◆ Task brief
Lines containing "title" are to be counted. Report the count alone.

◆ Extracted records
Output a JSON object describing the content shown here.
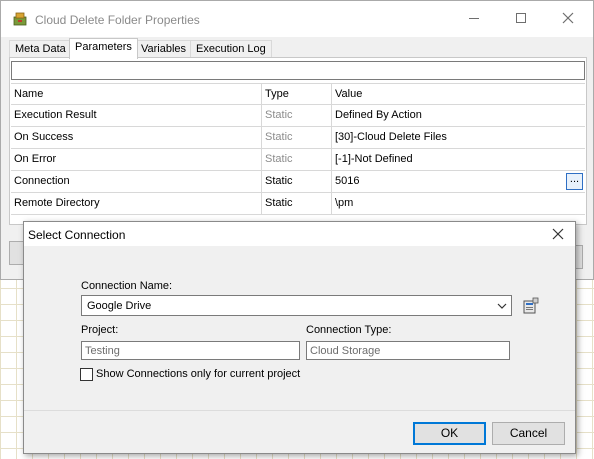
{
  "window": {
    "title": "Cloud Delete Folder Properties",
    "icon": "cabinet-icon"
  },
  "tabs": [
    {
      "label": "Meta Data"
    },
    {
      "label": "Parameters",
      "active": true
    },
    {
      "label": "Variables"
    },
    {
      "label": "Execution Log"
    }
  ],
  "grid": {
    "headers": {
      "name": "Name",
      "type": "Type",
      "value": "Value"
    },
    "rows": [
      {
        "name": "Execution Result",
        "type": "Static",
        "value": "Defined By Action"
      },
      {
        "name": "On Success",
        "type": "Static",
        "value": "[30]-Cloud Delete Files"
      },
      {
        "name": "On Error",
        "type": "Static",
        "value": "[-1]-Not Defined"
      },
      {
        "name": "Connection",
        "type": "Static",
        "value": "5016",
        "button": "..."
      },
      {
        "name": "Remote Directory",
        "type": "Static",
        "value": "\\pm"
      }
    ]
  },
  "dialog": {
    "title": "Select Connection",
    "connection_name_label": "Connection Name:",
    "connection_name_value": "Google Drive",
    "project_label": "Project:",
    "project_value": "Testing",
    "connection_type_label": "Connection Type:",
    "connection_type_value": "Cloud Storage",
    "checkbox_label": "Show Connections only for current project",
    "checkbox_checked": false,
    "ok_label": "OK",
    "cancel_label": "Cancel"
  },
  "colors": {
    "accent": "#0078d7",
    "window_bg": "#f0f0f0",
    "grid_line": "#e6e0c8"
  }
}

◆ Answer to this task
2